## [Text passage]

Critics’ choice:
The Power of the Dog
Jane Campion’s “sinewy, cold-blooded” Western “sticks its teeth into you so fast and furtively that you may not feel the sting until after the credits roll,” said
David Ehrlich in IndieWire.com. Benedict Cumberbatch plays a cruel rancher in 1920s Montana who bullies his kindhearted brother and his brother’s new wife but unexpectedly softens toward another newcomer. Kirsten Dunst co-stars in this murderous fable, and “the whole thing exudes a tremblingly quiet strength.”
Drive My Car
“Drive My Car is one of the most ineffably beautiful films to come along in years,” said Joe Morgenstern in The
Wall Street Journal. Based on a Haruki Murakami story, Ryûsuke Hamaguchi’s subtitled masterpiece follows a widowed theater director from Tokyo who is reenergized by an unlikely friendship with his taciturn chauffeur, a young woman coping with her own grief. “Among many other things, it’s about figuring out who other people are, and why they do what they do, by first understanding ourselves.”

Some entries:
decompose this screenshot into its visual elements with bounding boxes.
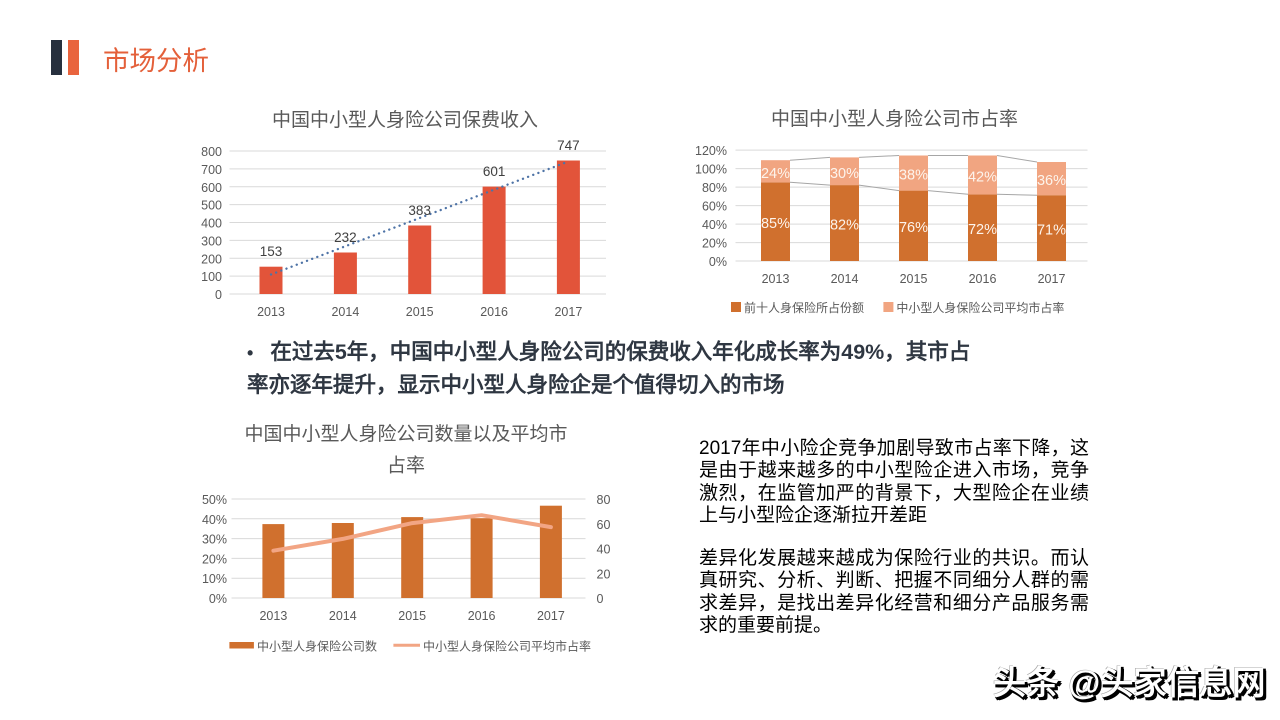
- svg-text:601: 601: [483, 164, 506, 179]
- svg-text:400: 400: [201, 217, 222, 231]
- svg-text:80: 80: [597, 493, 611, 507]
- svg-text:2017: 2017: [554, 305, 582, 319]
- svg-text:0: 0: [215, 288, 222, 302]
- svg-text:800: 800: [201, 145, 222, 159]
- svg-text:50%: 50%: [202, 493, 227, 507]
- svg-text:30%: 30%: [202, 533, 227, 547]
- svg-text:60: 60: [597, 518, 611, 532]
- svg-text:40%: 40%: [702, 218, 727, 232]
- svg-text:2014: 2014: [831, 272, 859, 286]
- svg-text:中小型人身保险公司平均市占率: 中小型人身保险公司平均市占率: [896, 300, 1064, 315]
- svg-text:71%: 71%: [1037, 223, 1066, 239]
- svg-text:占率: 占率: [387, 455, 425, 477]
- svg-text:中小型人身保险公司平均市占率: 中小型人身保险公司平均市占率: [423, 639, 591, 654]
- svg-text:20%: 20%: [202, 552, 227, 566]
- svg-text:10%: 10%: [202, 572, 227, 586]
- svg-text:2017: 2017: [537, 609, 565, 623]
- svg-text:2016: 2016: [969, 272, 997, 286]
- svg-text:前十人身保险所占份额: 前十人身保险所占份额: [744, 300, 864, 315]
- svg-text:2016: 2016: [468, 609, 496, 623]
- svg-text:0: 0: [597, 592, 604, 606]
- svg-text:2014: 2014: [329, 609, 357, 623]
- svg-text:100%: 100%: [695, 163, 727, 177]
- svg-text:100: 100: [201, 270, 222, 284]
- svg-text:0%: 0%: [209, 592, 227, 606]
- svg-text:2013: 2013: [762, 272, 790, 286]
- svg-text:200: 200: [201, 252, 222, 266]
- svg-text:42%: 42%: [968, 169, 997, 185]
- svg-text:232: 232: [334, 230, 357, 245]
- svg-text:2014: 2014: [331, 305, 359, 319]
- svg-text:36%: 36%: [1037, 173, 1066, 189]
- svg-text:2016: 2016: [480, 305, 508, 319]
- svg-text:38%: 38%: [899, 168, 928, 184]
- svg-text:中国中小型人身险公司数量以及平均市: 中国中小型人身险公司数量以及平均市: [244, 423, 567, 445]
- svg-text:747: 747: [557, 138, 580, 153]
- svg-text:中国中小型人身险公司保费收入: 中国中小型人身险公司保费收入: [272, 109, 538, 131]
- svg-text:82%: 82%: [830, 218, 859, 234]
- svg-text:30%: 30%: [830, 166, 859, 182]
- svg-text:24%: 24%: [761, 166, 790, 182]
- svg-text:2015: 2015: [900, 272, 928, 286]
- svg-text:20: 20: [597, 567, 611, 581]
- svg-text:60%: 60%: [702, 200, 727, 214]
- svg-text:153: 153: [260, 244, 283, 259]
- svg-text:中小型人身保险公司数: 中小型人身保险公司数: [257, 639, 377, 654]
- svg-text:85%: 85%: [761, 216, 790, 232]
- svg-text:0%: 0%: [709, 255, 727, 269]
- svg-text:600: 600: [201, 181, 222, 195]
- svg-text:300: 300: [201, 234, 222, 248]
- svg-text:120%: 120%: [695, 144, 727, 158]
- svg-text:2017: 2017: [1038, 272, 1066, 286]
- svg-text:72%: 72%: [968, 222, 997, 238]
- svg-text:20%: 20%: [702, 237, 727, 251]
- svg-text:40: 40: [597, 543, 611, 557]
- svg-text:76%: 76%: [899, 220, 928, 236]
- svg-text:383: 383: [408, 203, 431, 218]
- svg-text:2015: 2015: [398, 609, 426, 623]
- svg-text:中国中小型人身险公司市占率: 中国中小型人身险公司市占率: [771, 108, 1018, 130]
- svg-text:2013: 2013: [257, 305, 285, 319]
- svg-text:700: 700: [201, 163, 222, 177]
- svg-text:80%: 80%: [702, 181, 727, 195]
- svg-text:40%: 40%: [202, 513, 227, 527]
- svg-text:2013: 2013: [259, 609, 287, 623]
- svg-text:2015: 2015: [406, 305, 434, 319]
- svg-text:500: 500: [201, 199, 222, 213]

## [What is expected]
According to the film reviews, which actor plays the cruel rancher in The Power of the Dog?

## [Answer]
Benedict Cumberbatch